## THE EXERCISE
Restate every entry word for word.

## DATA EXCERPTS
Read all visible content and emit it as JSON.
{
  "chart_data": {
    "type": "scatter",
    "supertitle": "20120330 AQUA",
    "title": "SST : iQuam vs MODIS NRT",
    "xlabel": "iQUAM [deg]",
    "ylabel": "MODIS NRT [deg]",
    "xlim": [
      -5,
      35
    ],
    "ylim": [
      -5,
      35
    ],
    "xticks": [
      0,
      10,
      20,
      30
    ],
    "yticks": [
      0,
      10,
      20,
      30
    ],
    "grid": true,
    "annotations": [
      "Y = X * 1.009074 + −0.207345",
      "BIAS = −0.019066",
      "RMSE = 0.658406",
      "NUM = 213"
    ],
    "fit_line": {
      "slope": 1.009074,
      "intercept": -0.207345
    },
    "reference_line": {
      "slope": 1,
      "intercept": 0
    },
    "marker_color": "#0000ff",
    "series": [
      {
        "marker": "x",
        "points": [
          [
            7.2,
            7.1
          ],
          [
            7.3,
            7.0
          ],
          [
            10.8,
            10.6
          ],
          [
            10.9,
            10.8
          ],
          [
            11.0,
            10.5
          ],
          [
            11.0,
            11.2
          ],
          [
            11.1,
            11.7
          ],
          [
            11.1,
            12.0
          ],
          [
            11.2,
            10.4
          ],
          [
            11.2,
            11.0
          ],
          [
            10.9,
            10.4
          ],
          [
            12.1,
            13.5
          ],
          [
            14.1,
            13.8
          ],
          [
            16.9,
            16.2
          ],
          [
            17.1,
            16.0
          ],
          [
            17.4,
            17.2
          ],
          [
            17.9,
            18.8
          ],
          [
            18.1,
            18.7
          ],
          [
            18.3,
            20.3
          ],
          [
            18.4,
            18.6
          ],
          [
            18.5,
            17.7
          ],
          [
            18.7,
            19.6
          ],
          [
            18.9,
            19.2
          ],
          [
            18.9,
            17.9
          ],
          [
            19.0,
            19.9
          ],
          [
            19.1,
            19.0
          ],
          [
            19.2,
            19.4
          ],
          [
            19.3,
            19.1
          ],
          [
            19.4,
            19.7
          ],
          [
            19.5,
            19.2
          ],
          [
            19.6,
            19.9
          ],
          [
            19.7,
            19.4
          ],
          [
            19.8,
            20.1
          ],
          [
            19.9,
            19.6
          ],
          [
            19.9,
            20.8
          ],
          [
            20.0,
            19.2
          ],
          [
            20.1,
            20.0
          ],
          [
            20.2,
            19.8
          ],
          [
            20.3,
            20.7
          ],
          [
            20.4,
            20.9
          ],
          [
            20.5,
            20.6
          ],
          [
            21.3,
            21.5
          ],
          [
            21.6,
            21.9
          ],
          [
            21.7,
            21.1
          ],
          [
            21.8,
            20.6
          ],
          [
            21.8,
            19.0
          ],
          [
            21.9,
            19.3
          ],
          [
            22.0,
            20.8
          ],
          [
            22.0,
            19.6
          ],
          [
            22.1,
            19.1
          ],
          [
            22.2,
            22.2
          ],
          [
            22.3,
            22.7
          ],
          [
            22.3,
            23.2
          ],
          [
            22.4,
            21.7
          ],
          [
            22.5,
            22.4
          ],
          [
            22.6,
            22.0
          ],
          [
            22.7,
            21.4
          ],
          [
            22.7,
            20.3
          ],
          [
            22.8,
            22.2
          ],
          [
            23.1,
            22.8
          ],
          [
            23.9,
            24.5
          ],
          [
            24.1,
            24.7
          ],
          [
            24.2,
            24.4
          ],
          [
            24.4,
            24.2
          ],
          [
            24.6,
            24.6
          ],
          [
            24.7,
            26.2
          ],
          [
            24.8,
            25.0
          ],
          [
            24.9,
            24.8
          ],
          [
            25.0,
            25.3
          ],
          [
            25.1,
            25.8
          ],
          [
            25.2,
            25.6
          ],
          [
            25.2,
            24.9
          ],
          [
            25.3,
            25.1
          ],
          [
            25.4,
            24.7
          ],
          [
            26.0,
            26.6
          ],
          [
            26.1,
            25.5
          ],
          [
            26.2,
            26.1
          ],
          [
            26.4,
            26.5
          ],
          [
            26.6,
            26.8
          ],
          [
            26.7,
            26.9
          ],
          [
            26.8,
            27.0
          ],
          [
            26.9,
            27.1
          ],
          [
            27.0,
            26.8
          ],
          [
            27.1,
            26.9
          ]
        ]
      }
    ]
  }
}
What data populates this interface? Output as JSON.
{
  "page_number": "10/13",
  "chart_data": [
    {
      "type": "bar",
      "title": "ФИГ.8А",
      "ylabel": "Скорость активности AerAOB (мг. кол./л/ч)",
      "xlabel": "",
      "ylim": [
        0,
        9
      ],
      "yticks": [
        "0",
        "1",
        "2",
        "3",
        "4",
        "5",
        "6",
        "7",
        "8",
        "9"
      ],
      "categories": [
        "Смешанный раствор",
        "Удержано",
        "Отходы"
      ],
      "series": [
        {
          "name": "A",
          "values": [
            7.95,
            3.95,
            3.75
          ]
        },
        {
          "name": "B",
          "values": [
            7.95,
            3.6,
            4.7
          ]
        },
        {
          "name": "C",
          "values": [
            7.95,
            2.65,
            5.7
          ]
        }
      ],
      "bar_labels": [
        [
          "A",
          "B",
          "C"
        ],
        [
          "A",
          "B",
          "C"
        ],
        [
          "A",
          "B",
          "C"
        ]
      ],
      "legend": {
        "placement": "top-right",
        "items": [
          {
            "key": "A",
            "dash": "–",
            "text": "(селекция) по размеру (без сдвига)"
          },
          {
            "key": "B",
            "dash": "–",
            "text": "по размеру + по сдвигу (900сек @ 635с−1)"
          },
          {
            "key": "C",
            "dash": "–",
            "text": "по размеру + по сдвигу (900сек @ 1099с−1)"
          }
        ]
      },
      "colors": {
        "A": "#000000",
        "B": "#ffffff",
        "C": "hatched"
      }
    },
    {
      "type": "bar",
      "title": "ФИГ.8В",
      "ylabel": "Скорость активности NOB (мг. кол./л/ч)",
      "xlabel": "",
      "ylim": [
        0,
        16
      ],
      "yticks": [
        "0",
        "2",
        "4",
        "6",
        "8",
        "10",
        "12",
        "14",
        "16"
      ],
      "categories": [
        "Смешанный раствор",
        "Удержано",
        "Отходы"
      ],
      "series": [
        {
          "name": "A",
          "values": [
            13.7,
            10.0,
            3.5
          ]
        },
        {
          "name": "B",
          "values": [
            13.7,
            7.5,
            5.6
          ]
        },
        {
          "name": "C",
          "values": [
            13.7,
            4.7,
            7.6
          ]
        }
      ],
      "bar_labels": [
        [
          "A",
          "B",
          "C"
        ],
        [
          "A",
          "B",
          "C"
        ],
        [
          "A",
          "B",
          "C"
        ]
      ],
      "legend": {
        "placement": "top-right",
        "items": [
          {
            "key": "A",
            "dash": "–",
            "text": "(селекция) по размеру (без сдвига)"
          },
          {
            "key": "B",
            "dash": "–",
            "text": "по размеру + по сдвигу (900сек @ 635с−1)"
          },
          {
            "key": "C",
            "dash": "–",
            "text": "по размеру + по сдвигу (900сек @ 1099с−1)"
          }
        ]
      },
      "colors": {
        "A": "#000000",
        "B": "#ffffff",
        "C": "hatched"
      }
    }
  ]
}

## WORKED ANSWER
Read all visible content and emit it as JSON.
{
  "chart_data": {
    "type": "scatter",
    "supertitle": "20120330 AQUA",
    "title": "SST : iQuam vs MODIS NRT",
    "xlabel": "iQUAM [deg]",
    "ylabel": "MODIS NRT [deg]",
    "xlim": [
      -5,
      35
    ],
    "ylim": [
      -5,
      35
    ],
    "xticks": [
      0,
      10,
      20,
      30
    ],
    "yticks": [
      0,
      10,
      20,
      30
    ],
    "grid": true,
    "annotations": [
      "Y = X * 1.009074 + −0.207345",
      "BIAS = −0.019066",
      "RMSE = 0.658406",
      "NUM = 213"
    ],
    "fit_line": {
      "slope": 1.009074,
      "intercept": -0.207345
    },
    "reference_line": {
      "slope": 1,
      "intercept": 0
    },
    "marker_color": "#0000ff",
    "series": [
      {
        "marker": "x",
        "points": [
          [
            7.2,
            7.1
          ],
          [
            7.3,
            7.0
          ],
          [
            10.8,
            10.6
          ],
          [
            10.9,
            10.8
          ],
          [
            11.0,
            10.5
          ],
          [
            11.0,
            11.2
          ],
          [
            11.1,
            11.7
          ],
          [
            11.1,
            12.0
          ],
          [
            11.2,
            10.4
          ],
          [
            11.2,
            11.0
          ],
          [
            10.9,
            10.4
          ],
          [
            12.1,
            13.5
          ],
          [
            14.1,
            13.8
          ],
          [
            16.9,
            16.2
          ],
          [
            17.1,
            16.0
          ],
          [
            17.4,
            17.2
          ],
          [
            17.9,
            18.8
          ],
          [
            18.1,
            18.7
          ],
          [
            18.3,
            20.3
          ],
          [
            18.4,
            18.6
          ],
          [
            18.5,
            17.7
          ],
          [
            18.7,
            19.6
          ],
          [
            18.9,
            19.2
          ],
          [
            18.9,
            17.9
          ],
          [
            19.0,
            19.9
          ],
          [
            19.1,
            19.0
          ],
          [
            19.2,
            19.4
          ],
          [
            19.3,
            19.1
          ],
          [
            19.4,
            19.7
          ],
          [
            19.5,
            19.2
          ],
          [
            19.6,
            19.9
          ],
          [
            19.7,
            19.4
          ],
          [
            19.8,
            20.1
          ],
          [
            19.9,
            19.6
          ],
          [
            19.9,
            20.8
          ],
          [
            20.0,
            19.2
          ],
          [
            20.1,
            20.0
          ],
          [
            20.2,
            19.8
          ],
          [
            20.3,
            20.7
          ],
          [
            20.4,
            20.9
          ],
          [
            20.5,
            20.6
          ],
          [
            21.3,
            21.5
          ],
          [
            21.6,
            21.9
          ],
          [
            21.7,
            21.1
          ],
          [
            21.8,
            20.6
          ],
          [
            21.8,
            19.0
          ],
          [
            21.9,
            19.3
          ],
          [
            22.0,
            20.8
          ],
          [
            22.0,
            19.6
          ],
          [
            22.1,
            19.1
          ],
          [
            22.2,
            22.2
          ],
          [
            22.3,
            22.7
          ],
          [
            22.3,
            23.2
          ],
          [
            22.4,
            21.7
          ],
          [
            22.5,
            22.4
          ],
          [
            22.6,
            22.0
          ],
          [
            22.7,
            21.4
          ],
          [
            22.7,
            20.3
          ],
          [
            22.8,
            22.2
          ],
          [
            23.1,
            22.8
          ],
          [
            23.9,
            24.5
          ],
          [
            24.1,
            24.7
          ],
          [
            24.2,
            24.4
          ],
          [
            24.4,
            24.2
          ],
          [
            24.6,
            24.6
          ],
          [
            24.7,
            26.2
          ],
          [
            24.8,
            25.0
          ],
          [
            24.9,
            24.8
          ],
          [
            25.0,
            25.3
          ],
          [
            25.1,
            25.8
          ],
          [
            25.2,
            25.6
          ],
          [
            25.2,
            24.9
          ],
          [
            25.3,
            25.1
          ],
          [
            25.4,
            24.7
          ],
          [
            26.0,
            26.6
          ],
          [
            26.1,
            25.5
          ],
          [
            26.2,
            26.1
          ],
          [
            26.4,
            26.5
          ],
          [
            26.6,
            26.8
          ],
          [
            26.7,
            26.9
          ],
          [
            26.8,
            27.0
          ],
          [
            26.9,
            27.1
          ],
          [
            27.0,
            26.8
          ],
          [
            27.1,
            26.9
          ]
        ]
      }
    ]
  }
}
What data populates this interface? Output as JSON.
{
  "page_number": "10/13",
  "chart_data": [
    {
      "type": "bar",
      "title": "ФИГ.8А",
      "ylabel": "Скорость активности AerAOB (мг. кол./л/ч)",
      "xlabel": "",
      "ylim": [
        0,
        9
      ],
      "yticks": [
        "0",
        "1",
        "2",
        "3",
        "4",
        "5",
        "6",
        "7",
        "8",
        "9"
      ],
      "categories": [
        "Смешанный раствор",
        "Удержано",
        "Отходы"
      ],
      "series": [
        {
          "name": "A",
          "values": [
            7.95,
            3.95,
            3.75
          ]
        },
        {
          "name": "B",
          "values": [
            7.95,
            3.6,
            4.7
          ]
        },
        {
          "name": "C",
          "values": [
            7.95,
            2.65,
            5.7
          ]
        }
      ],
      "bar_labels": [
        [
          "A",
          "B",
          "C"
        ],
        [
          "A",
          "B",
          "C"
        ],
        [
          "A",
          "B",
          "C"
        ]
      ],
      "legend": {
        "placement": "top-right",
        "items": [
          {
            "key": "A",
            "dash": "–",
            "text": "(селекция) по размеру (без сдвига)"
          },
          {
            "key": "B",
            "dash": "–",
            "text": "по размеру + по сдвигу (900сек @ 635с−1)"
          },
          {
            "key": "C",
            "dash": "–",
            "text": "по размеру + по сдвигу (900сек @ 1099с−1)"
          }
        ]
      },
      "colors": {
        "A": "#000000",
        "B": "#ffffff",
        "C": "hatched"
      }
    },
    {
      "type": "bar",
      "title": "ФИГ.8В",
      "ylabel": "Скорость активности NOB (мг. кол./л/ч)",
      "xlabel": "",
      "ylim": [
        0,
        16
      ],
      "yticks": [
        "0",
        "2",
        "4",
        "6",
        "8",
        "10",
        "12",
        "14",
        "16"
      ],
      "categories": [
        "Смешанный раствор",
        "Удержано",
        "Отходы"
      ],
      "series": [
        {
          "name": "A",
          "values": [
            13.7,
            10.0,
            3.5
          ]
        },
        {
          "name": "B",
          "values": [
            13.7,
            7.5,
            5.6
          ]
        },
        {
          "name": "C",
          "values": [
            13.7,
            4.7,
            7.6
          ]
        }
      ],
      "bar_labels": [
        [
          "A",
          "B",
          "C"
        ],
        [
          "A",
          "B",
          "C"
        ],
        [
          "A",
          "B",
          "C"
        ]
      ],
      "legend": {
        "placement": "top-right",
        "items": [
          {
            "key": "A",
            "dash": "–",
            "text": "(селекция) по размеру (без сдвига)"
          },
          {
            "key": "B",
            "dash": "–",
            "text": "по размеру + по сдвигу (900сек @ 635с−1)"
          },
          {
            "key": "C",
            "dash": "–",
            "text": "по размеру + по сдвигу (900сек @ 1099с−1)"
          }
        ]
      },
      "colors": {
        "A": "#000000",
        "B": "#ffffff",
        "C": "hatched"
      }
    }
  ]
}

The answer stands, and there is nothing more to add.